* begin Extracted information *

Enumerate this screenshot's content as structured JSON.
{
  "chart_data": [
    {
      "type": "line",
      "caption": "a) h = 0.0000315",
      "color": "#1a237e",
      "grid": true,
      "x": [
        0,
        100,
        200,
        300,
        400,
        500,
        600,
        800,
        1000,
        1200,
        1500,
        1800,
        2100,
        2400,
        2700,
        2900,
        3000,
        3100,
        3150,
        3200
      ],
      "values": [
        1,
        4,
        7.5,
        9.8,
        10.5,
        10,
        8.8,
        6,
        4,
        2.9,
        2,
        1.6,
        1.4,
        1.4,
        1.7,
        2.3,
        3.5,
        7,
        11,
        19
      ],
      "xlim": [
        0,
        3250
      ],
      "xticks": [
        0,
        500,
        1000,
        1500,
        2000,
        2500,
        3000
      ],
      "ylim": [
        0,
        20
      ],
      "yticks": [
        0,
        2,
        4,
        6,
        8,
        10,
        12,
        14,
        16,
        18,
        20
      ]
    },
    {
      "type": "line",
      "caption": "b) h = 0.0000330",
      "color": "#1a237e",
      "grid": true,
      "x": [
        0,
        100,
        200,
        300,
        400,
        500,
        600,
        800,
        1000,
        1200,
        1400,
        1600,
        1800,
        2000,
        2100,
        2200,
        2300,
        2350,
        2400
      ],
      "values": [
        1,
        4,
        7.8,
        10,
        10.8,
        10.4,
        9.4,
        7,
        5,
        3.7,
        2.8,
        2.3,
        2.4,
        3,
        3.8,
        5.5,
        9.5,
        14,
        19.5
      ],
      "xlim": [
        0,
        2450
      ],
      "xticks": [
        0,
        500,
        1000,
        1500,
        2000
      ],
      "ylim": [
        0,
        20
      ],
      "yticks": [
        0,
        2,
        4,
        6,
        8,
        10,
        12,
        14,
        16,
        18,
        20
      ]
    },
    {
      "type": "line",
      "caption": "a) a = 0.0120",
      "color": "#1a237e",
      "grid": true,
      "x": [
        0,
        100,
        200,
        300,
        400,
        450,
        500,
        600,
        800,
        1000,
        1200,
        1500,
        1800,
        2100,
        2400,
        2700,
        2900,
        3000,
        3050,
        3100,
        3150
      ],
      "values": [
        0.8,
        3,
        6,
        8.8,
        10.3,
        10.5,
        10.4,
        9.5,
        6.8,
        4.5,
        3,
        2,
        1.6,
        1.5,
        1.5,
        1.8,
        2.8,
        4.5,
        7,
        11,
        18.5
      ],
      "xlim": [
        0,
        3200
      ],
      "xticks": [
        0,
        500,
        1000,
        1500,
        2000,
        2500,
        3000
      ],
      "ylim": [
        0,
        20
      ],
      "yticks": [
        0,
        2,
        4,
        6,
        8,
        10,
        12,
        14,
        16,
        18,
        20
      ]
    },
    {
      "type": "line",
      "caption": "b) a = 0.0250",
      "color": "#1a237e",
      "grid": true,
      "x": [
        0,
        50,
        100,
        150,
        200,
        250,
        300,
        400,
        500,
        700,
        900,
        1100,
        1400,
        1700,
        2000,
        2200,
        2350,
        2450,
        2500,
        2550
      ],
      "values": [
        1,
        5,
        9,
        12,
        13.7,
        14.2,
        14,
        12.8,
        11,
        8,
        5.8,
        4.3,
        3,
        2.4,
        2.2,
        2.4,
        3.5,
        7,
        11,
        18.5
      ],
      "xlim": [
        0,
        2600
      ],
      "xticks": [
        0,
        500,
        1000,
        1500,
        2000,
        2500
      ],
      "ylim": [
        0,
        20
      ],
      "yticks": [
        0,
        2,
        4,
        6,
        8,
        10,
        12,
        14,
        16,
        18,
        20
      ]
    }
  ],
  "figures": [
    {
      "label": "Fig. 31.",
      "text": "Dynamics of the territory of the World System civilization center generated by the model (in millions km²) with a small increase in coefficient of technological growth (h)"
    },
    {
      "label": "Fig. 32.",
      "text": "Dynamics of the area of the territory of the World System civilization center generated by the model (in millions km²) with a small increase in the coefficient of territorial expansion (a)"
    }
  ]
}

* end Extracted information *

▸ **What is asked**
State how many lines of the records above contain the word "model", giving only that number.

▸ **Response to this exercise**
2